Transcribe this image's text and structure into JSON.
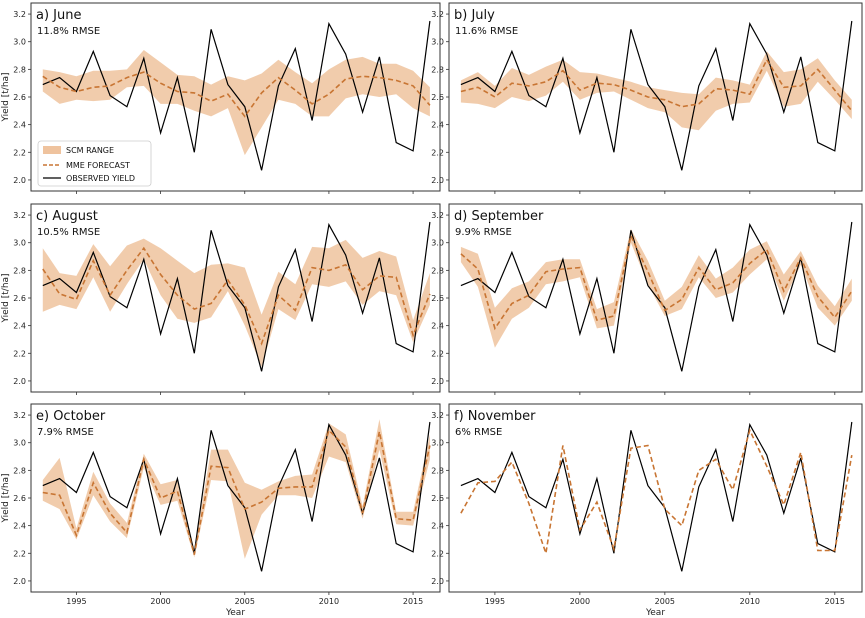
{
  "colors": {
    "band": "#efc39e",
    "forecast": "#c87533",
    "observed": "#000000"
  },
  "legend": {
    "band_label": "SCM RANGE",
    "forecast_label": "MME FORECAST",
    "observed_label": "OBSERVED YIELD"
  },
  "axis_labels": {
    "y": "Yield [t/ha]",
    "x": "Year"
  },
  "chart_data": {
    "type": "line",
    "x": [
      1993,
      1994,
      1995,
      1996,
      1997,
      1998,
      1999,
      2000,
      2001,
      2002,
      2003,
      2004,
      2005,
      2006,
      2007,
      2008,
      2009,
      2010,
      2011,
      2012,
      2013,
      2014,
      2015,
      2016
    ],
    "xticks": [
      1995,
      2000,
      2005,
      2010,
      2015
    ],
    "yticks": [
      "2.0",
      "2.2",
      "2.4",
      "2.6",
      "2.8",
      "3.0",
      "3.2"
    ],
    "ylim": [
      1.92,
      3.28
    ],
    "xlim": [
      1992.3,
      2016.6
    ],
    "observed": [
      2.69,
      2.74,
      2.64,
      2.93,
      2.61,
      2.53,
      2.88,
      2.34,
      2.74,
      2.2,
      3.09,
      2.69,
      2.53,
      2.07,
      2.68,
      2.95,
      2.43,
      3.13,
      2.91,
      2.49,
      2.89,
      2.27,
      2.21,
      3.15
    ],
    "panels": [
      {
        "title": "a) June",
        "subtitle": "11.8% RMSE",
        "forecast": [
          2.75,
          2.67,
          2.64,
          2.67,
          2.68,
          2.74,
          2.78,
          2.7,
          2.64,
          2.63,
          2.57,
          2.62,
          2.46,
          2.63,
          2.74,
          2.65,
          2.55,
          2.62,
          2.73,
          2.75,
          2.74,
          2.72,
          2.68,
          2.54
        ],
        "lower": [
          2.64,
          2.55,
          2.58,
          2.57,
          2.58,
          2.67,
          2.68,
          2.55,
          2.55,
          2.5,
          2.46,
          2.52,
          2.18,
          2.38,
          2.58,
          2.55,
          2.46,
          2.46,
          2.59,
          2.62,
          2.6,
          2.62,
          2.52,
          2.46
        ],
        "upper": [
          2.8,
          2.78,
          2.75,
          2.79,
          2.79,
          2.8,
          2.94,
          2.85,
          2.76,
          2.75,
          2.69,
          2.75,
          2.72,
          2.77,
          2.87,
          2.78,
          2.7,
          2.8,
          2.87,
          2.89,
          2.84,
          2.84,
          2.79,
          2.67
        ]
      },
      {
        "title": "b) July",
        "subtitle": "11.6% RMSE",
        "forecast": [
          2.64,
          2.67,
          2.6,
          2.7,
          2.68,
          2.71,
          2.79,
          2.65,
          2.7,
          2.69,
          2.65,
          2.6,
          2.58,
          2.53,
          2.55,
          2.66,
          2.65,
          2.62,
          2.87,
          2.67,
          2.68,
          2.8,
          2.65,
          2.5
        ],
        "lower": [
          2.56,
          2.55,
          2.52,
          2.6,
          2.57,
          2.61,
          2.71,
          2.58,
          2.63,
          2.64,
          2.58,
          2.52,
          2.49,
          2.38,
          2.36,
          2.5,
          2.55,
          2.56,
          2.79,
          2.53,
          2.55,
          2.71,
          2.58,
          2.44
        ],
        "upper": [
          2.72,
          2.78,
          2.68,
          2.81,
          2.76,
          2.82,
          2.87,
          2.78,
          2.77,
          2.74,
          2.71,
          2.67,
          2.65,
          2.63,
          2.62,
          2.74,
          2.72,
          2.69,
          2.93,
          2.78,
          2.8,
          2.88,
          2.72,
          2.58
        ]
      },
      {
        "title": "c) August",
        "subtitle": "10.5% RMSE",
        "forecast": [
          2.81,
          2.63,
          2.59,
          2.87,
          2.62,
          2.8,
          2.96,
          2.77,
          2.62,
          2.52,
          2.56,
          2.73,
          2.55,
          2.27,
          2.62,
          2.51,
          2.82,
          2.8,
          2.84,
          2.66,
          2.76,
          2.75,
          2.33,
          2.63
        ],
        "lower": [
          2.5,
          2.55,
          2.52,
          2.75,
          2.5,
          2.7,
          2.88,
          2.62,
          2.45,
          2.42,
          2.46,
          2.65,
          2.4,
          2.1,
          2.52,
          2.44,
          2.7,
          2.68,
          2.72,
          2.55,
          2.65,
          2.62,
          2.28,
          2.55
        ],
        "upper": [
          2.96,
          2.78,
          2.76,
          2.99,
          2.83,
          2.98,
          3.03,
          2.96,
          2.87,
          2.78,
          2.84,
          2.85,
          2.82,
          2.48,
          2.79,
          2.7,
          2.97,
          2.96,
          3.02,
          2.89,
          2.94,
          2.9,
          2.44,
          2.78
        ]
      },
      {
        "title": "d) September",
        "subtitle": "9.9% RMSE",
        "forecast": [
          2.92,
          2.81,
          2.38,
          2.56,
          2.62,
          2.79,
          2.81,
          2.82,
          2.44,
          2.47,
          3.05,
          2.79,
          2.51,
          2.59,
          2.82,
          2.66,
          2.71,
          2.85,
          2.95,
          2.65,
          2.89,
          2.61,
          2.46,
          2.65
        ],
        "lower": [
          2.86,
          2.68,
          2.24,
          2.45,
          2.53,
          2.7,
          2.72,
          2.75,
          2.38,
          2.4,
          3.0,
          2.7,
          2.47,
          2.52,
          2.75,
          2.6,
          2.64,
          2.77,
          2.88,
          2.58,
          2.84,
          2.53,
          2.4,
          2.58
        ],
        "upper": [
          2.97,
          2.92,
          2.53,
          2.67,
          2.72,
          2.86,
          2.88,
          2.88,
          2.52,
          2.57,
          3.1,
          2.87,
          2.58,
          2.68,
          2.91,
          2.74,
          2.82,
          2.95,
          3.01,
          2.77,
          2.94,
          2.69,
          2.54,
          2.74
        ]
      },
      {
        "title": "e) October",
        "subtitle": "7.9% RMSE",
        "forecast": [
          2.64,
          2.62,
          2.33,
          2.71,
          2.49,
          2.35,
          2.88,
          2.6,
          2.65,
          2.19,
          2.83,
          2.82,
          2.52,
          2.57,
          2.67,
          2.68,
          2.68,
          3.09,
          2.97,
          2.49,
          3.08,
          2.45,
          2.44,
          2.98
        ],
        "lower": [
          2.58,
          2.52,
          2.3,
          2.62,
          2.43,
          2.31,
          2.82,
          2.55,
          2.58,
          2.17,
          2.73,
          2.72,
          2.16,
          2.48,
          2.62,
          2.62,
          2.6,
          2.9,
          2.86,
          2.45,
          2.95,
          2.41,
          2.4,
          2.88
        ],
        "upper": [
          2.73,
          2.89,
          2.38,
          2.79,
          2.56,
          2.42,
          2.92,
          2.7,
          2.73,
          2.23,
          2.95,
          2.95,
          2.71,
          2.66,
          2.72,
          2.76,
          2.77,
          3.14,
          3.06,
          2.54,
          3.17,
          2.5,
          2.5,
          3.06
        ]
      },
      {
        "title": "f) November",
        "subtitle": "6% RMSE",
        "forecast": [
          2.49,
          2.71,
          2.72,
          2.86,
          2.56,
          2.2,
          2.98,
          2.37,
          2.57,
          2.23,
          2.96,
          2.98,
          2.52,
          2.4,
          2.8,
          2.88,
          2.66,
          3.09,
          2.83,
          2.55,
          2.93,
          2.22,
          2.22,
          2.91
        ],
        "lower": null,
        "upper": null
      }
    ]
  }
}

...

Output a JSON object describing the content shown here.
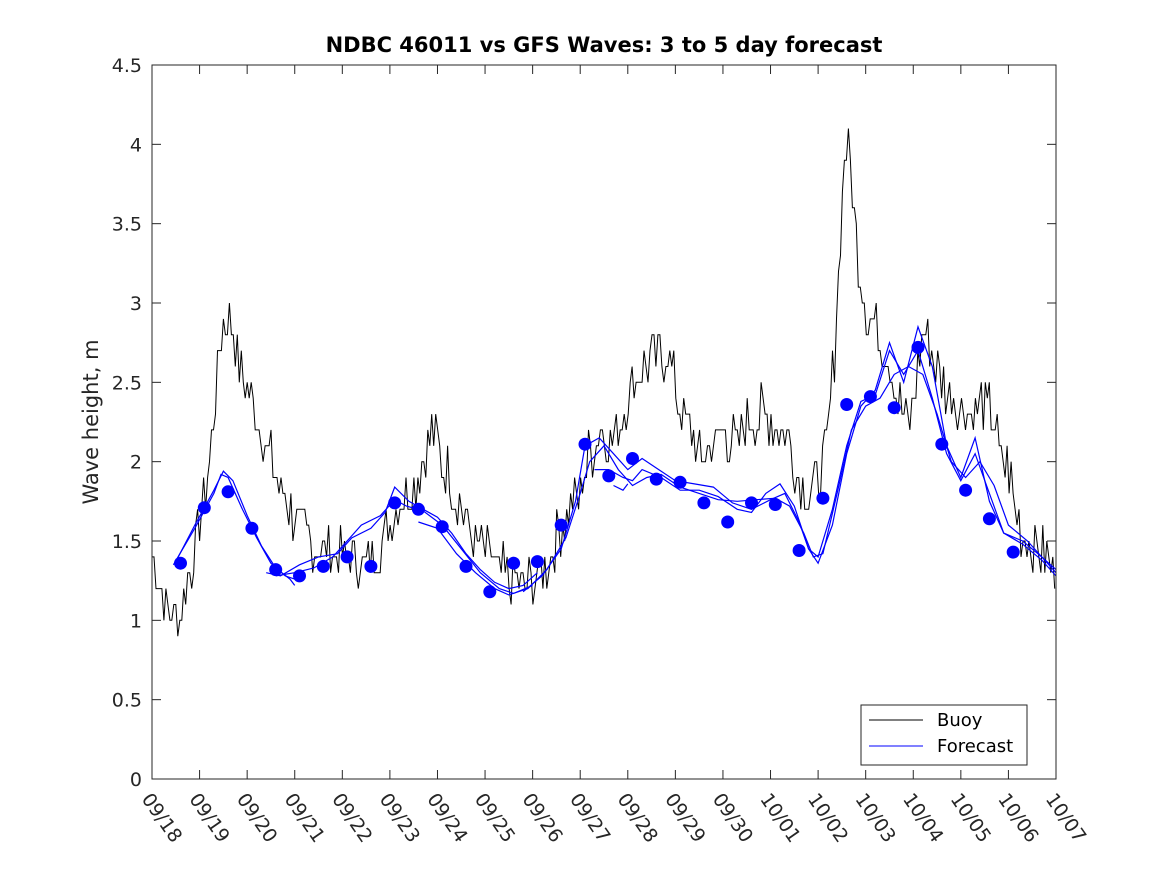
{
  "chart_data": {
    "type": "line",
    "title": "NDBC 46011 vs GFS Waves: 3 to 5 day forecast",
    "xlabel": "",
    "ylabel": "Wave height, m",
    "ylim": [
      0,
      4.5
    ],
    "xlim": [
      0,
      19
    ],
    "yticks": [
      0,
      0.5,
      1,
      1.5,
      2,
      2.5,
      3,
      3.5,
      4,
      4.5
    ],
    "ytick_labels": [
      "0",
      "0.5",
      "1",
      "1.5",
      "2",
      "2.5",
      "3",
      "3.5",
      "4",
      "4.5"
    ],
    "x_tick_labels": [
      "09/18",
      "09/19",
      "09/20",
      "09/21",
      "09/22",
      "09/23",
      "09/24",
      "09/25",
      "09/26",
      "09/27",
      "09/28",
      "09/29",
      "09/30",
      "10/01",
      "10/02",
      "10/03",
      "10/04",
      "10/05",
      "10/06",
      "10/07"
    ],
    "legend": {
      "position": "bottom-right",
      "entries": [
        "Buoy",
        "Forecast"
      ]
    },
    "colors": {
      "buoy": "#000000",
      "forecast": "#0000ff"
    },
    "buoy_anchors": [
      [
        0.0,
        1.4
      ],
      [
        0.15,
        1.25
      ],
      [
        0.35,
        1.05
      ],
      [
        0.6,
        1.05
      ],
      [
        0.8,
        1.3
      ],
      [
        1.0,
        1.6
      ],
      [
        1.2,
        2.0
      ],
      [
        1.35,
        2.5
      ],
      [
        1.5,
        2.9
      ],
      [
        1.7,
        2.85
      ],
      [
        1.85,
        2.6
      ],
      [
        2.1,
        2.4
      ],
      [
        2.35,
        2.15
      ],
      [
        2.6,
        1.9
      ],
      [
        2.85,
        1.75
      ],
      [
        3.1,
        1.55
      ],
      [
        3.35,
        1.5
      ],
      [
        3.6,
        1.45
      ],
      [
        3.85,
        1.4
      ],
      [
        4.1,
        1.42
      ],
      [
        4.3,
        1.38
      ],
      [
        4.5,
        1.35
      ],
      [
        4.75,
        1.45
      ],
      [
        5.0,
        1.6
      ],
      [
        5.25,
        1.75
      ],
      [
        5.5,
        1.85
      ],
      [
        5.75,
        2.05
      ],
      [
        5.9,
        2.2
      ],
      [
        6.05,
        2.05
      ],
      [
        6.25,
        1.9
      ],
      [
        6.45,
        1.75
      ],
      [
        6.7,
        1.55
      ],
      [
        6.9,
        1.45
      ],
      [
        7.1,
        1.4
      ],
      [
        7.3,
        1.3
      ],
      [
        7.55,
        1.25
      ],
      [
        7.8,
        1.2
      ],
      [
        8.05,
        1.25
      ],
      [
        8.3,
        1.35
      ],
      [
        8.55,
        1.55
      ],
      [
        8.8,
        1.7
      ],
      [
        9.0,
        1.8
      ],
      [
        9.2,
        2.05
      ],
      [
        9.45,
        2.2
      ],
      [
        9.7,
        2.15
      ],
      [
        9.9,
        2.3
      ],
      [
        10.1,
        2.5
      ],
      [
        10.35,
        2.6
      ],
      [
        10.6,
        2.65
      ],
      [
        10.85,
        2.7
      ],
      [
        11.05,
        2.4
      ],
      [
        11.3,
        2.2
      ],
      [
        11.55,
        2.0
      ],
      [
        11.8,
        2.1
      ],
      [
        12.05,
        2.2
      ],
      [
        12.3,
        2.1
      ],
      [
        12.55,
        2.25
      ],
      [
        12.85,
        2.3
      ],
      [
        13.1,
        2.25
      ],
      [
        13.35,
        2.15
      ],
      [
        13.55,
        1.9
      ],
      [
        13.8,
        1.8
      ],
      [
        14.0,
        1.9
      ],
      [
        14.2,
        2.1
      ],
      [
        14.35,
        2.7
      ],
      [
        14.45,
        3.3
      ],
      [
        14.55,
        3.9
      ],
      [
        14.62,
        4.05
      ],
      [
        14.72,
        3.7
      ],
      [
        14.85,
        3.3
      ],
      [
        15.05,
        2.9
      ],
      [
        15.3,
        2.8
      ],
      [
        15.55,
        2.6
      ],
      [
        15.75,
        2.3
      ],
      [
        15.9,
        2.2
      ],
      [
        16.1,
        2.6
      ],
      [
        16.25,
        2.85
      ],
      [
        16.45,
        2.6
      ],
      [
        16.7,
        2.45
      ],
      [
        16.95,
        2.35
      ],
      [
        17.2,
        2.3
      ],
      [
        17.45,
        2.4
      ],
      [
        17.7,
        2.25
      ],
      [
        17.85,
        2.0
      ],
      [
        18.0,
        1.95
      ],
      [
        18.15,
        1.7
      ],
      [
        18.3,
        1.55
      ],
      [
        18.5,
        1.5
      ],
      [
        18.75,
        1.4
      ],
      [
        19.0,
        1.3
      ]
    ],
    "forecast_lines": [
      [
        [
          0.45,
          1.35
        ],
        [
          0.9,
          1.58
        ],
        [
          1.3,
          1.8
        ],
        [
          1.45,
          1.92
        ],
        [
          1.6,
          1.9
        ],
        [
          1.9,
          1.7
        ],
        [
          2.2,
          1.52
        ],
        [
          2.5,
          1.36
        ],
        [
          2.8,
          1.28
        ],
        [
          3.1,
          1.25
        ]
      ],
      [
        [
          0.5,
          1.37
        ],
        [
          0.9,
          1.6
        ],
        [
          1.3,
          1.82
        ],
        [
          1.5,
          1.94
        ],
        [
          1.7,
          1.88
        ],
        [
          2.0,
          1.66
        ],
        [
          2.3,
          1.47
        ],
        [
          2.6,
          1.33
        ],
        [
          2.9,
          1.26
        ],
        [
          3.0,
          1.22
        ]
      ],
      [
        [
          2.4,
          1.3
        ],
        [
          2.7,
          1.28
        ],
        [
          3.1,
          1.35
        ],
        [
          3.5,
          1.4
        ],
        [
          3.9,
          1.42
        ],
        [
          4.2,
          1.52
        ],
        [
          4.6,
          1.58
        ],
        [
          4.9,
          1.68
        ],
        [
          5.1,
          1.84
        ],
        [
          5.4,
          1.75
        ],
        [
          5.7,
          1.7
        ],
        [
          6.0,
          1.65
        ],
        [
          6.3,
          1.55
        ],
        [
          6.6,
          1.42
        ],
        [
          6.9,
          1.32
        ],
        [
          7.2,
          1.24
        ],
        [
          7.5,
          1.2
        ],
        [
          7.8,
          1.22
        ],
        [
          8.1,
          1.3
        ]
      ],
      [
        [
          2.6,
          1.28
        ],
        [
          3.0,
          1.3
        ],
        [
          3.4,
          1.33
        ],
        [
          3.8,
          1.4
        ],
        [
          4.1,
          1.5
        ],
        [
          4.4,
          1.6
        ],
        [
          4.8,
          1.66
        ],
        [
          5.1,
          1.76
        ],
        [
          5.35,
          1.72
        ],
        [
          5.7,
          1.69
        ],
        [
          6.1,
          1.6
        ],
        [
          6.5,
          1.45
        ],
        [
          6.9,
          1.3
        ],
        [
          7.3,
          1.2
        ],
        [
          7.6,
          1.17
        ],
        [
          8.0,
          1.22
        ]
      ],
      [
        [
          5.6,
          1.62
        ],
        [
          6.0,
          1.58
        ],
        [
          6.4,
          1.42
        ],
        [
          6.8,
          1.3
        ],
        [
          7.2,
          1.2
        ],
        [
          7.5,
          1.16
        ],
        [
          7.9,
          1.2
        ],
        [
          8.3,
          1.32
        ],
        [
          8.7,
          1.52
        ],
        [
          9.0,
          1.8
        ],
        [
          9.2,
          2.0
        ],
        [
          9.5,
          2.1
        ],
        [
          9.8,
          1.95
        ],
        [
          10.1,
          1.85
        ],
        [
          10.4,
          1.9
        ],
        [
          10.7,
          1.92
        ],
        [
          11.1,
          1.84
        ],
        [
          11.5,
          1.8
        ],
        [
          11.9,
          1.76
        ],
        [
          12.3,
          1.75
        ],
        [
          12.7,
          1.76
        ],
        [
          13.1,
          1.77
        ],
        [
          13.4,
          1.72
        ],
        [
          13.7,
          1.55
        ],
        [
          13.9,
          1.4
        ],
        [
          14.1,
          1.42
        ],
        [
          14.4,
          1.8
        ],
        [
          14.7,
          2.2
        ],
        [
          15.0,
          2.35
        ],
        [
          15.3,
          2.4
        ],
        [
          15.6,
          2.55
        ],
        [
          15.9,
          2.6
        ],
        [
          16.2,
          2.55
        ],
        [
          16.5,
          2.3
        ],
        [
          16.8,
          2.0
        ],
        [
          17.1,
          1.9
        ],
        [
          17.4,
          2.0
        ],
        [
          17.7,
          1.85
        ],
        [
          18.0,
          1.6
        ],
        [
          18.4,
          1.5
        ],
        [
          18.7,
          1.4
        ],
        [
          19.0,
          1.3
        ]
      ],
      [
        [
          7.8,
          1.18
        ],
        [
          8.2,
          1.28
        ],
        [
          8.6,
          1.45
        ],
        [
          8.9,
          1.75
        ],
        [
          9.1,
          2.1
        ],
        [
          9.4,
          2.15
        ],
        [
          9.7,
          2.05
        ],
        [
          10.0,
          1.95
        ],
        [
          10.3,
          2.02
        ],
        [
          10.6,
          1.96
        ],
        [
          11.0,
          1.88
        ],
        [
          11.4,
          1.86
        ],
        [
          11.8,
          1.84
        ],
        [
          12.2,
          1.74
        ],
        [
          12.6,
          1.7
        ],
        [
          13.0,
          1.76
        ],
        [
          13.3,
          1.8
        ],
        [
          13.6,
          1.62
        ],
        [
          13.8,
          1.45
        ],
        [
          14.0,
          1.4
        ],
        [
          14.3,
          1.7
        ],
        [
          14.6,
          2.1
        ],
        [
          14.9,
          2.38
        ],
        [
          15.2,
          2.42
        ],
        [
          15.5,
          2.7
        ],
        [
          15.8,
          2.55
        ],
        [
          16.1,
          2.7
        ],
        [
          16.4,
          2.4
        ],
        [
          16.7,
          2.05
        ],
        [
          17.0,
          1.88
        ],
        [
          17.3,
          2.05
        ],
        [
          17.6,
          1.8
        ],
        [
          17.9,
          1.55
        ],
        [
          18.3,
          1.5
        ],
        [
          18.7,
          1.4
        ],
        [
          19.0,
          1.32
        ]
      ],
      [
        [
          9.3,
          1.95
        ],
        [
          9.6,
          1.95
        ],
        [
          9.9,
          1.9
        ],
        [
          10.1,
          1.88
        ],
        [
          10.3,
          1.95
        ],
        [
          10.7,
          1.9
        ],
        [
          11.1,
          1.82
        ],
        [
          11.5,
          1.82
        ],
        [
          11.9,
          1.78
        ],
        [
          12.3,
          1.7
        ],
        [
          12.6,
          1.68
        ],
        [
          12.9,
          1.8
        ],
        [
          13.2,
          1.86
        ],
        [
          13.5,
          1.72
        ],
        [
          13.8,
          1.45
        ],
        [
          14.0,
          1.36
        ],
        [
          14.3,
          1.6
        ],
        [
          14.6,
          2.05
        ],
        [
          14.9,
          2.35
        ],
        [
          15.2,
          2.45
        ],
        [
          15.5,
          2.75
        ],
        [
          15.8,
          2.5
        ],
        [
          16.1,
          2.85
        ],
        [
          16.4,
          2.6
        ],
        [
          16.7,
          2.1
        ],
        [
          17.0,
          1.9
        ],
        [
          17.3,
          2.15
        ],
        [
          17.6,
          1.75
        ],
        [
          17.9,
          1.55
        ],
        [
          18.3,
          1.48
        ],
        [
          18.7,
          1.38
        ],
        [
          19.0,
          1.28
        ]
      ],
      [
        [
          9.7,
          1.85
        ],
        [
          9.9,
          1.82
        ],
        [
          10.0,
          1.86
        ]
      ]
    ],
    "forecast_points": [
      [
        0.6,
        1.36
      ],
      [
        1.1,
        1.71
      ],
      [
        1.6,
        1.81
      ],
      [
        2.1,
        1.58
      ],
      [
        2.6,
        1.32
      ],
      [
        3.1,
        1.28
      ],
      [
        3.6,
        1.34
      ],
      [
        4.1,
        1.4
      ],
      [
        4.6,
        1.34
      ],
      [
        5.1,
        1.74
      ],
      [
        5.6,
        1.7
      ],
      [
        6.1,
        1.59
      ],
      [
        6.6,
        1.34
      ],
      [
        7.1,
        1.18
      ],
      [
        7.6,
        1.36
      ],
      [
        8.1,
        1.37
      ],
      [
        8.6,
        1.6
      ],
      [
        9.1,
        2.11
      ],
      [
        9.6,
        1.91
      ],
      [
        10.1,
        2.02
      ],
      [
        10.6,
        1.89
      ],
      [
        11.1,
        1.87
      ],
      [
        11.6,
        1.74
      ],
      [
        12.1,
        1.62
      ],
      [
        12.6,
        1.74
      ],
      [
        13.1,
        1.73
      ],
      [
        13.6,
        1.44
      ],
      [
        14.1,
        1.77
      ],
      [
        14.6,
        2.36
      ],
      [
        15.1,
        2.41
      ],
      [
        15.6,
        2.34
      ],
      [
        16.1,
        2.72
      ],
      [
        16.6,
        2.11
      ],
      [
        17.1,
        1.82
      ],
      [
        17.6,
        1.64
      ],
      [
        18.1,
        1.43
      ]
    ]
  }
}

(Short problem): Using the records above, pull out each line where the word "RMSE" occurs.

(Final answer):
        "subtitle": "11.8% RMSE",
        "subtitle": "11.6% RMSE",
        "subtitle": "10.5% RMSE",
        "subtitle": "9.9% RMSE",
        "subtitle": "7.9% RMSE",
        "subtitle": "6% RMSE",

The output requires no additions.